*** Opening Working data ***

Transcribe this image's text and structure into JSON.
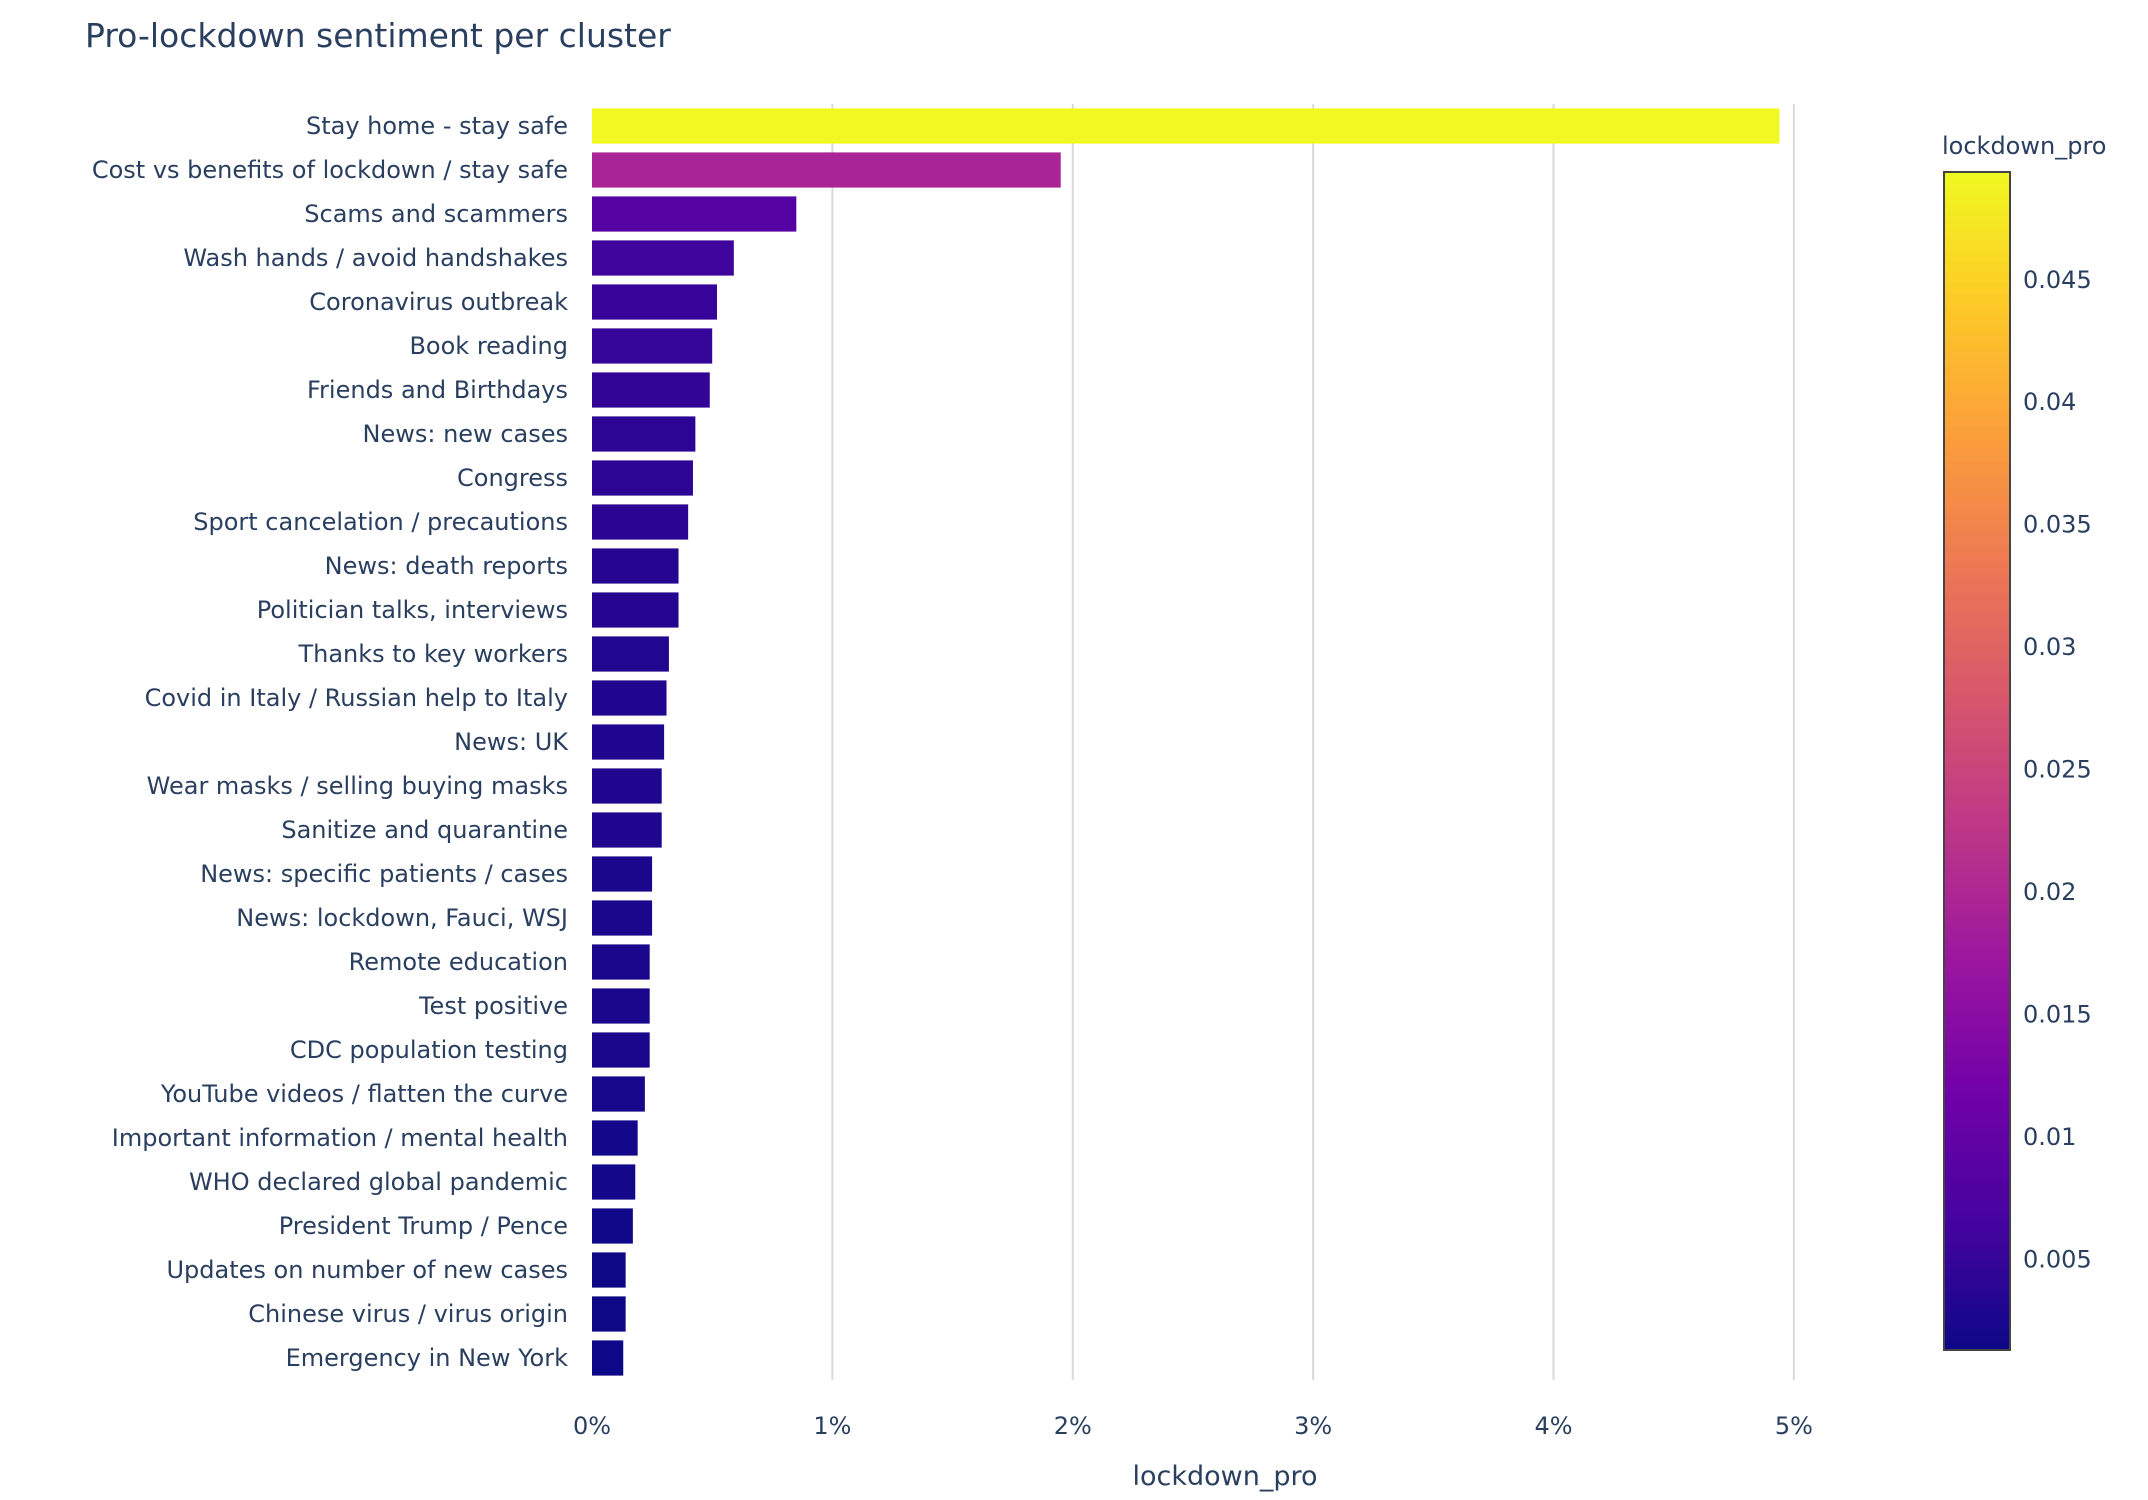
{
  "chart_data": {
    "type": "bar",
    "orientation": "horizontal",
    "title": "Pro-lockdown sentiment per cluster",
    "xlabel": "lockdown_pro",
    "ylabel": "",
    "xlim": [
      0,
      0.053
    ],
    "x_ticks": [
      {
        "value": 0,
        "label": "0%"
      },
      {
        "value": 0.01,
        "label": "1%"
      },
      {
        "value": 0.02,
        "label": "2%"
      },
      {
        "value": 0.03,
        "label": "3%"
      },
      {
        "value": 0.04,
        "label": "4%"
      },
      {
        "value": 0.05,
        "label": "5%"
      }
    ],
    "grid": "vertical",
    "categories": [
      "Stay home - stay safe",
      "Cost vs benefits of lockdown / stay safe",
      "Scams and scammers",
      "Wash hands / avoid handshakes",
      "Coronavirus outbreak",
      "Book reading",
      "Friends and Birthdays",
      "News: new cases",
      "Congress",
      "Sport cancelation / precautions",
      "News: death reports",
      "Politician talks, interviews",
      "Thanks to key workers",
      "Covid in Italy / Russian help to Italy",
      "News: UK",
      "Wear masks / selling buying masks",
      "Sanitize and quarantine",
      "News: specific patients / cases",
      "News: lockdown, Fauci, WSJ",
      "Remote education",
      "Test positive",
      "CDC population testing",
      "YouTube videos / flatten the curve",
      "Important information / mental health",
      "WHO declared global pandemic",
      "President Trump / Pence",
      "Updates on number of new cases",
      "Chinese virus / virus origin",
      "Emergency in New York"
    ],
    "values": [
      0.0494,
      0.0195,
      0.0085,
      0.0059,
      0.0052,
      0.005,
      0.0049,
      0.0043,
      0.0042,
      0.004,
      0.0036,
      0.0036,
      0.0032,
      0.0031,
      0.003,
      0.0029,
      0.0029,
      0.0025,
      0.0025,
      0.0024,
      0.0024,
      0.0024,
      0.0022,
      0.0019,
      0.0018,
      0.0017,
      0.0014,
      0.0014,
      0.0013
    ],
    "colorbar": {
      "title": "lockdown_pro",
      "colorscale": "Plasma",
      "range": [
        0.0013,
        0.0494
      ],
      "ticks": [
        {
          "value": 0.005,
          "label": "0.005"
        },
        {
          "value": 0.01,
          "label": "0.01"
        },
        {
          "value": 0.015,
          "label": "0.015"
        },
        {
          "value": 0.02,
          "label": "0.02"
        },
        {
          "value": 0.025,
          "label": "0.025"
        },
        {
          "value": 0.03,
          "label": "0.03"
        },
        {
          "value": 0.035,
          "label": "0.035"
        },
        {
          "value": 0.04,
          "label": "0.04"
        },
        {
          "value": 0.045,
          "label": "0.045"
        }
      ]
    },
    "colors": {
      "text": "#2a3f5f",
      "grid": "#d9d9d9",
      "plasma": [
        "#0d0887",
        "#46039f",
        "#7201a8",
        "#9c179e",
        "#bd3786",
        "#d8576b",
        "#ed7953",
        "#fb9f3a",
        "#fdca26",
        "#f0f921"
      ]
    }
  }
}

*** Closing Working data ***

What the exercise asks –
Without the pictures, print all of the records exactly.

Solution to the exercise –
Transcribe this image's text and structure into JSON.
{
  "chart_data": {
    "type": "bar",
    "orientation": "horizontal",
    "title": "Pro-lockdown sentiment per cluster",
    "xlabel": "lockdown_pro",
    "ylabel": "",
    "xlim": [
      0,
      0.053
    ],
    "x_ticks": [
      {
        "value": 0,
        "label": "0%"
      },
      {
        "value": 0.01,
        "label": "1%"
      },
      {
        "value": 0.02,
        "label": "2%"
      },
      {
        "value": 0.03,
        "label": "3%"
      },
      {
        "value": 0.04,
        "label": "4%"
      },
      {
        "value": 0.05,
        "label": "5%"
      }
    ],
    "grid": "vertical",
    "categories": [
      "Stay home - stay safe",
      "Cost vs benefits of lockdown / stay safe",
      "Scams and scammers",
      "Wash hands / avoid handshakes",
      "Coronavirus outbreak",
      "Book reading",
      "Friends and Birthdays",
      "News: new cases",
      "Congress",
      "Sport cancelation / precautions",
      "News: death reports",
      "Politician talks, interviews",
      "Thanks to key workers",
      "Covid in Italy / Russian help to Italy",
      "News: UK",
      "Wear masks / selling buying masks",
      "Sanitize and quarantine",
      "News: specific patients / cases",
      "News: lockdown, Fauci, WSJ",
      "Remote education",
      "Test positive",
      "CDC population testing",
      "YouTube videos / flatten the curve",
      "Important information / mental health",
      "WHO declared global pandemic",
      "President Trump / Pence",
      "Updates on number of new cases",
      "Chinese virus / virus origin",
      "Emergency in New York"
    ],
    "values": [
      0.0494,
      0.0195,
      0.0085,
      0.0059,
      0.0052,
      0.005,
      0.0049,
      0.0043,
      0.0042,
      0.004,
      0.0036,
      0.0036,
      0.0032,
      0.0031,
      0.003,
      0.0029,
      0.0029,
      0.0025,
      0.0025,
      0.0024,
      0.0024,
      0.0024,
      0.0022,
      0.0019,
      0.0018,
      0.0017,
      0.0014,
      0.0014,
      0.0013
    ],
    "colorbar": {
      "title": "lockdown_pro",
      "colorscale": "Plasma",
      "range": [
        0.0013,
        0.0494
      ],
      "ticks": [
        {
          "value": 0.005,
          "label": "0.005"
        },
        {
          "value": 0.01,
          "label": "0.01"
        },
        {
          "value": 0.015,
          "label": "0.015"
        },
        {
          "value": 0.02,
          "label": "0.02"
        },
        {
          "value": 0.025,
          "label": "0.025"
        },
        {
          "value": 0.03,
          "label": "0.03"
        },
        {
          "value": 0.035,
          "label": "0.035"
        },
        {
          "value": 0.04,
          "label": "0.04"
        },
        {
          "value": 0.045,
          "label": "0.045"
        }
      ]
    },
    "colors": {
      "text": "#2a3f5f",
      "grid": "#d9d9d9",
      "plasma": [
        "#0d0887",
        "#46039f",
        "#7201a8",
        "#9c179e",
        "#bd3786",
        "#d8576b",
        "#ed7953",
        "#fb9f3a",
        "#fdca26",
        "#f0f921"
      ]
    }
  }
}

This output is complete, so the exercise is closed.